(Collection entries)
____________________

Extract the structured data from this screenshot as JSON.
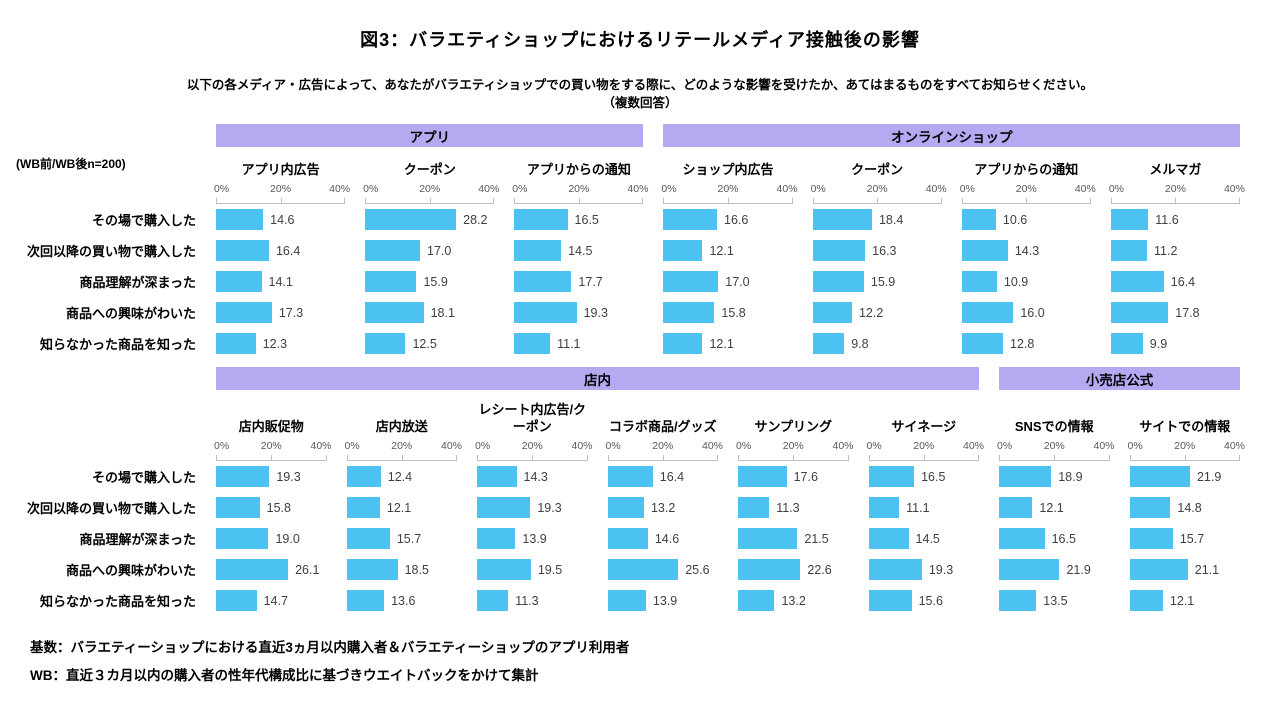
{
  "title": "図3：バラエティショップにおけるリテールメディア接触後の影響",
  "subtitle_line1": "以下の各メディア・広告によって、あなたがバラエティショップでの買い物をする際に、どのような影響を受けたか、あてはまるものをすべてお知らせください。",
  "subtitle_line2": "（複数回答）",
  "sample_note": "(WB前/WB後n=200)",
  "footer_line1": "基数：バラエティーショップにおける直近3ヵ月以内購入者＆バラエティーショップのアプリ利用者",
  "footer_line2": "WB：直近３カ月以内の購入者の性年代構成比に基づきウエイトバックをかけて集計",
  "colors": {
    "bar": "#4CC2F0",
    "band": "#B5AAF2",
    "axis": "#BFBFBF",
    "value_text": "#404040",
    "axis_text": "#595959"
  },
  "axis": {
    "ticks": [
      "0%",
      "20%",
      "40%"
    ],
    "min": 0,
    "max": 40
  },
  "chart_data": {
    "type": "bar",
    "orientation": "horizontal",
    "xlim": [
      0,
      40
    ],
    "categories": [
      "その場で購入した",
      "次回以降の買い物で購入した",
      "商品理解が深まった",
      "商品への興味がわいた",
      "知らなかった商品を知った"
    ],
    "rows": [
      {
        "groups": [
          {
            "label": "アプリ",
            "charts": [
              {
                "title": "アプリ内広告",
                "values": [
                  14.6,
                  16.4,
                  14.1,
                  17.3,
                  12.3
                ]
              },
              {
                "title": "クーポン",
                "values": [
                  28.2,
                  17.0,
                  15.9,
                  18.1,
                  12.5
                ]
              },
              {
                "title": "アプリからの通知",
                "values": [
                  16.5,
                  14.5,
                  17.7,
                  19.3,
                  11.1
                ]
              }
            ]
          },
          {
            "label": "オンラインショップ",
            "charts": [
              {
                "title": "ショップ内広告",
                "values": [
                  16.6,
                  12.1,
                  17.0,
                  15.8,
                  12.1
                ]
              },
              {
                "title": "クーポン",
                "values": [
                  18.4,
                  16.3,
                  15.9,
                  12.2,
                  9.8
                ]
              },
              {
                "title": "アプリからの通知",
                "values": [
                  10.6,
                  14.3,
                  10.9,
                  16.0,
                  12.8
                ]
              },
              {
                "title": "メルマガ",
                "values": [
                  11.6,
                  11.2,
                  16.4,
                  17.8,
                  9.9
                ]
              }
            ]
          }
        ]
      },
      {
        "groups": [
          {
            "label": "店内",
            "charts": [
              {
                "title": "店内販促物",
                "values": [
                  19.3,
                  15.8,
                  19.0,
                  26.1,
                  14.7
                ]
              },
              {
                "title": "店内放送",
                "values": [
                  12.4,
                  12.1,
                  15.7,
                  18.5,
                  13.6
                ]
              },
              {
                "title": "レシート内広告/クーポン",
                "values": [
                  14.3,
                  19.3,
                  13.9,
                  19.5,
                  11.3
                ]
              },
              {
                "title": "コラボ商品/グッズ",
                "values": [
                  16.4,
                  13.2,
                  14.6,
                  25.6,
                  13.9
                ]
              },
              {
                "title": "サンプリング",
                "values": [
                  17.6,
                  11.3,
                  21.5,
                  22.6,
                  13.2
                ]
              },
              {
                "title": "サイネージ",
                "values": [
                  16.5,
                  11.1,
                  14.5,
                  19.3,
                  15.6
                ]
              }
            ]
          },
          {
            "label": "小売店公式",
            "charts": [
              {
                "title": "SNSでの情報",
                "values": [
                  18.9,
                  12.1,
                  16.5,
                  21.9,
                  13.5
                ]
              },
              {
                "title": "サイトでの情報",
                "values": [
                  21.9,
                  14.8,
                  15.7,
                  21.1,
                  12.1
                ]
              }
            ]
          }
        ]
      }
    ]
  }
}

____________________

[To do]
Can the entries above be repeated exactly, without their pictures?

[Exercise answer]
Extract the structured data from this screenshot as JSON.
{
  "title": "図3：バラエティショップにおけるリテールメディア接触後の影響",
  "subtitle_line1": "以下の各メディア・広告によって、あなたがバラエティショップでの買い物をする際に、どのような影響を受けたか、あてはまるものをすべてお知らせください。",
  "subtitle_line2": "（複数回答）",
  "sample_note": "(WB前/WB後n=200)",
  "footer_line1": "基数：バラエティーショップにおける直近3ヵ月以内購入者＆バラエティーショップのアプリ利用者",
  "footer_line2": "WB：直近３カ月以内の購入者の性年代構成比に基づきウエイトバックをかけて集計",
  "colors": {
    "bar": "#4CC2F0",
    "band": "#B5AAF2",
    "axis": "#BFBFBF",
    "value_text": "#404040",
    "axis_text": "#595959"
  },
  "axis": {
    "ticks": [
      "0%",
      "20%",
      "40%"
    ],
    "min": 0,
    "max": 40
  },
  "chart_data": {
    "type": "bar",
    "orientation": "horizontal",
    "xlim": [
      0,
      40
    ],
    "categories": [
      "その場で購入した",
      "次回以降の買い物で購入した",
      "商品理解が深まった",
      "商品への興味がわいた",
      "知らなかった商品を知った"
    ],
    "rows": [
      {
        "groups": [
          {
            "label": "アプリ",
            "charts": [
              {
                "title": "アプリ内広告",
                "values": [
                  14.6,
                  16.4,
                  14.1,
                  17.3,
                  12.3
                ]
              },
              {
                "title": "クーポン",
                "values": [
                  28.2,
                  17.0,
                  15.9,
                  18.1,
                  12.5
                ]
              },
              {
                "title": "アプリからの通知",
                "values": [
                  16.5,
                  14.5,
                  17.7,
                  19.3,
                  11.1
                ]
              }
            ]
          },
          {
            "label": "オンラインショップ",
            "charts": [
              {
                "title": "ショップ内広告",
                "values": [
                  16.6,
                  12.1,
                  17.0,
                  15.8,
                  12.1
                ]
              },
              {
                "title": "クーポン",
                "values": [
                  18.4,
                  16.3,
                  15.9,
                  12.2,
                  9.8
                ]
              },
              {
                "title": "アプリからの通知",
                "values": [
                  10.6,
                  14.3,
                  10.9,
                  16.0,
                  12.8
                ]
              },
              {
                "title": "メルマガ",
                "values": [
                  11.6,
                  11.2,
                  16.4,
                  17.8,
                  9.9
                ]
              }
            ]
          }
        ]
      },
      {
        "groups": [
          {
            "label": "店内",
            "charts": [
              {
                "title": "店内販促物",
                "values": [
                  19.3,
                  15.8,
                  19.0,
                  26.1,
                  14.7
                ]
              },
              {
                "title": "店内放送",
                "values": [
                  12.4,
                  12.1,
                  15.7,
                  18.5,
                  13.6
                ]
              },
              {
                "title": "レシート内広告/クーポン",
                "values": [
                  14.3,
                  19.3,
                  13.9,
                  19.5,
                  11.3
                ]
              },
              {
                "title": "コラボ商品/グッズ",
                "values": [
                  16.4,
                  13.2,
                  14.6,
                  25.6,
                  13.9
                ]
              },
              {
                "title": "サンプリング",
                "values": [
                  17.6,
                  11.3,
                  21.5,
                  22.6,
                  13.2
                ]
              },
              {
                "title": "サイネージ",
                "values": [
                  16.5,
                  11.1,
                  14.5,
                  19.3,
                  15.6
                ]
              }
            ]
          },
          {
            "label": "小売店公式",
            "charts": [
              {
                "title": "SNSでの情報",
                "values": [
                  18.9,
                  12.1,
                  16.5,
                  21.9,
                  13.5
                ]
              },
              {
                "title": "サイトでの情報",
                "values": [
                  21.9,
                  14.8,
                  15.7,
                  21.1,
                  12.1
                ]
              }
            ]
          }
        ]
      }
    ]
  }
}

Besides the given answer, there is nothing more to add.